Look through the data for the string "Soal". Copy every line where it is found.

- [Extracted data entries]
_ _ _ _ _ _ _
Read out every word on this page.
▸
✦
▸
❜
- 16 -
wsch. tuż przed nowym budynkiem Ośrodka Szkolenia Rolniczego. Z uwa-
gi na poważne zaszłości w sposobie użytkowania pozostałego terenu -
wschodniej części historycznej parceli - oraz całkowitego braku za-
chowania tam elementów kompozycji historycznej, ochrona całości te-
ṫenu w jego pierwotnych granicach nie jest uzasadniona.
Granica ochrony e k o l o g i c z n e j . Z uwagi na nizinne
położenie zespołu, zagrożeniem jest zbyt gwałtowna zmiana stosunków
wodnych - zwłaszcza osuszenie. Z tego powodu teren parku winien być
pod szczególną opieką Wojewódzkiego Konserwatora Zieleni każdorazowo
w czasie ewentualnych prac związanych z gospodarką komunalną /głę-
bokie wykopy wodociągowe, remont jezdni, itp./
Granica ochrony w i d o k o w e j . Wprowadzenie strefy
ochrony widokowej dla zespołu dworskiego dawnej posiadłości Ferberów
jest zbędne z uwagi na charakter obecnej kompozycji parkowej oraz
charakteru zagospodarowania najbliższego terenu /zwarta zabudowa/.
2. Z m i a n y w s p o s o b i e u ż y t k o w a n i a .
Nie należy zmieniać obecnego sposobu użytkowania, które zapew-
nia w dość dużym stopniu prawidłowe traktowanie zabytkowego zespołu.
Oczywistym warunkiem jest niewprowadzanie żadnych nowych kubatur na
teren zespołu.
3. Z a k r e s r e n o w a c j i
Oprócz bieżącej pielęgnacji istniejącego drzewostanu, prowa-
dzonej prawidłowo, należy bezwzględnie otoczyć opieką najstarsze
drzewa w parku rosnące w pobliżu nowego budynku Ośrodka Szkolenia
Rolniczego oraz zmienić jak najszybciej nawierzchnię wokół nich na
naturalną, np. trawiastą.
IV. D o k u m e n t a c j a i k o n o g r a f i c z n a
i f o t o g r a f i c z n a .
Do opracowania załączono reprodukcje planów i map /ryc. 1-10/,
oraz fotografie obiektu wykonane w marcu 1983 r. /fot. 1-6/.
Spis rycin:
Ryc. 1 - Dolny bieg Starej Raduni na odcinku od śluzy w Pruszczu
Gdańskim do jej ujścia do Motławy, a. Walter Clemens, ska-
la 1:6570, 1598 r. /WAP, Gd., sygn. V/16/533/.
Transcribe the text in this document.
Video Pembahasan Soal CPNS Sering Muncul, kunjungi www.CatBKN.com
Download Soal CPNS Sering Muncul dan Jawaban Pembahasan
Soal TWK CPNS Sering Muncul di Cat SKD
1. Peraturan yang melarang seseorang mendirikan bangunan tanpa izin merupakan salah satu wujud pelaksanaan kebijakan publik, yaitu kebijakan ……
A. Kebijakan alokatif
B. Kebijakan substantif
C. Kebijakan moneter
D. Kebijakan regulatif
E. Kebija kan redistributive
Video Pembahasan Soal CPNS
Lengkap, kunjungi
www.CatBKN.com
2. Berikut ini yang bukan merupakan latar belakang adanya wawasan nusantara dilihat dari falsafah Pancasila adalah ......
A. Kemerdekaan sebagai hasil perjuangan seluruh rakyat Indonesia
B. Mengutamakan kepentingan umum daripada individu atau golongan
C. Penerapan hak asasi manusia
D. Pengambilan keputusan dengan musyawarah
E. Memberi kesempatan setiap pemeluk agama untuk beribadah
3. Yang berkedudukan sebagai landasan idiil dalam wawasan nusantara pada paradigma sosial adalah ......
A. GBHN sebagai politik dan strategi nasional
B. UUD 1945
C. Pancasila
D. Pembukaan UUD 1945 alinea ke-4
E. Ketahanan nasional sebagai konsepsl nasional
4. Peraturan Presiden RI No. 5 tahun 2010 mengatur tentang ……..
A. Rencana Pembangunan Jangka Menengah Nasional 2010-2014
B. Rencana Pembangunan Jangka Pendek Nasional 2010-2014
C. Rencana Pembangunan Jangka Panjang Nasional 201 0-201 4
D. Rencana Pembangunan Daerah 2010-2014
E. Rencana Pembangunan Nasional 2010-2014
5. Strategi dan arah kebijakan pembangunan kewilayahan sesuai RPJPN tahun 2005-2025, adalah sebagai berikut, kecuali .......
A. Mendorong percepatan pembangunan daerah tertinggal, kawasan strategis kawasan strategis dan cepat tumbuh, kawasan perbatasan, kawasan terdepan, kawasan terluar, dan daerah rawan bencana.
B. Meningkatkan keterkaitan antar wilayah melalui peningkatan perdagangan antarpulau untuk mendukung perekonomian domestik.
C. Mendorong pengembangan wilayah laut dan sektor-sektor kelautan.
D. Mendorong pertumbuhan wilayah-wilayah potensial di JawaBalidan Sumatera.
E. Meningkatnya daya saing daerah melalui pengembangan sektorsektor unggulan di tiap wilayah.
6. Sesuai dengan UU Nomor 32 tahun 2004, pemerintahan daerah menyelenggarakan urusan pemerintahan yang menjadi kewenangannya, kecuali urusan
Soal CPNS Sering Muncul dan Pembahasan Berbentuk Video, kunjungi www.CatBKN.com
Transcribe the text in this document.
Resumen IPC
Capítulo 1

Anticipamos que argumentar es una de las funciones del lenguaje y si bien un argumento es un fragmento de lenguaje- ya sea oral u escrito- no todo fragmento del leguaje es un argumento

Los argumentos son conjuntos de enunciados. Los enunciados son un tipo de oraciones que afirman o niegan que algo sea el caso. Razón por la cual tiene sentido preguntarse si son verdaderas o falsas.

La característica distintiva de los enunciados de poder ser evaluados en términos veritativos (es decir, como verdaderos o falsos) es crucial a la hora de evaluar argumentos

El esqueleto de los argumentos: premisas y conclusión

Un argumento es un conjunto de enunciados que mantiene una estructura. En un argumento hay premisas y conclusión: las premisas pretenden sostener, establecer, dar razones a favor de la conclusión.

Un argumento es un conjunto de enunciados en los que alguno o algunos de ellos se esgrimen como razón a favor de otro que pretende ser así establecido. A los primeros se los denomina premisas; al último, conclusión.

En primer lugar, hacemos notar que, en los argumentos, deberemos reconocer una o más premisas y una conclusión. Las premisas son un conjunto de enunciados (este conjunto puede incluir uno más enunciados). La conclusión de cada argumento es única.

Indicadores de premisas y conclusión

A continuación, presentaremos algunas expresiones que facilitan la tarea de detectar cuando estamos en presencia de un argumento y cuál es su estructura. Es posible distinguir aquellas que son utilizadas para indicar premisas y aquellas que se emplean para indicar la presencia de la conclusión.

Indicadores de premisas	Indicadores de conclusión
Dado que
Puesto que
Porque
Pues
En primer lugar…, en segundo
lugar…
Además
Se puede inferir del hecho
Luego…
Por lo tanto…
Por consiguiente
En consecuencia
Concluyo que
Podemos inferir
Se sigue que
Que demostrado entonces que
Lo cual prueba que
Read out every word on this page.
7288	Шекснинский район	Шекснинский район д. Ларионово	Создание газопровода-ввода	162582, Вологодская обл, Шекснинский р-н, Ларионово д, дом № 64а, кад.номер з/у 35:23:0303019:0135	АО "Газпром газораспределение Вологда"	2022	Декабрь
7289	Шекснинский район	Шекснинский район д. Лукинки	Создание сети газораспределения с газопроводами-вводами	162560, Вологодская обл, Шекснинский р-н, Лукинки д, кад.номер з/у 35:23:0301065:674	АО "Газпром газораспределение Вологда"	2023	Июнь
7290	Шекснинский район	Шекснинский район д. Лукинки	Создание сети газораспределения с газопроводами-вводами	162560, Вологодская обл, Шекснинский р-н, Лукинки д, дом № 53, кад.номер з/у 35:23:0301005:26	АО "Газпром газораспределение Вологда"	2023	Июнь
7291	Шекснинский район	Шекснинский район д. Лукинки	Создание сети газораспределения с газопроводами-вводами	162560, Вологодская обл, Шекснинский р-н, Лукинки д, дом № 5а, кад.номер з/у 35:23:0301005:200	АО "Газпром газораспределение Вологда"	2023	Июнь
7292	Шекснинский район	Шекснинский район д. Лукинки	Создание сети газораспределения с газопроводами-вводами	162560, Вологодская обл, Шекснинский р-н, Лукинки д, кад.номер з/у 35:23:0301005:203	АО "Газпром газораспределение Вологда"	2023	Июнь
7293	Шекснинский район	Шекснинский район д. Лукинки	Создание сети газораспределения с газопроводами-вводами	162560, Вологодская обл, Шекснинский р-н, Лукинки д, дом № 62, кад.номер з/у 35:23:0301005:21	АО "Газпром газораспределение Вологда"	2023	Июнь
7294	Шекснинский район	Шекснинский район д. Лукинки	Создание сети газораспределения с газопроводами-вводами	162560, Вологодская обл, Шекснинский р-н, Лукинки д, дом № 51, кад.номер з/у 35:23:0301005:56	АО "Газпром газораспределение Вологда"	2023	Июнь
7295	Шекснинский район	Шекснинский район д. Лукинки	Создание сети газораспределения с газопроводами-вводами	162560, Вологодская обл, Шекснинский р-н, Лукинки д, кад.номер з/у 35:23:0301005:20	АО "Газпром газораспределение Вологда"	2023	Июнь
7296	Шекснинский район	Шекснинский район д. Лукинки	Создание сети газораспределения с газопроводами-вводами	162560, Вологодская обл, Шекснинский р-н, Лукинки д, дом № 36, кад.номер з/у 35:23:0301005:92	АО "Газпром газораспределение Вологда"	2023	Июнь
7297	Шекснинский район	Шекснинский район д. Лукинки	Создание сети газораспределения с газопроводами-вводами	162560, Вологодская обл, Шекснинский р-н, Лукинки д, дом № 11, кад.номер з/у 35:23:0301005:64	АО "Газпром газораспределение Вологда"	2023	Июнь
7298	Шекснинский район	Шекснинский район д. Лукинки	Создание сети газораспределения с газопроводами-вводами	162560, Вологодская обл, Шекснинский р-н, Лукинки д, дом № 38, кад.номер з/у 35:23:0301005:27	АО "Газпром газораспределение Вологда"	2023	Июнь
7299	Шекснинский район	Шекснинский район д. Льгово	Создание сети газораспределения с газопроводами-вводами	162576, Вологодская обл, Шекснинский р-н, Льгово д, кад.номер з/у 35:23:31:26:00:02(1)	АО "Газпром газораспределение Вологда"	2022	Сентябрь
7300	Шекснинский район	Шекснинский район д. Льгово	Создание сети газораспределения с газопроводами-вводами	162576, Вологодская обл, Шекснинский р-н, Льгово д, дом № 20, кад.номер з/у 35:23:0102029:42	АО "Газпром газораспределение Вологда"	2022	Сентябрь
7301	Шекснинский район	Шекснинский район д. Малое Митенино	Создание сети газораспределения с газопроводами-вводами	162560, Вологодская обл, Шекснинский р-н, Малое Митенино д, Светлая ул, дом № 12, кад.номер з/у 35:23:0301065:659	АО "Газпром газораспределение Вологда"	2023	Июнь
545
_ _ _ _ _ _ _
- [Response]
Video Pembahasan Soal CPNS Sering Muncul, kunjungi www.CatBKN.com
Download Soal CPNS Sering Muncul dan Jawaban Pembahasan
Soal TWK CPNS Sering Muncul di Cat SKD
Video Pembahasan Soal CPNS
Soal CPNS Sering Muncul dan Pembahasan Berbentuk Video, kunjungi www.CatBKN.com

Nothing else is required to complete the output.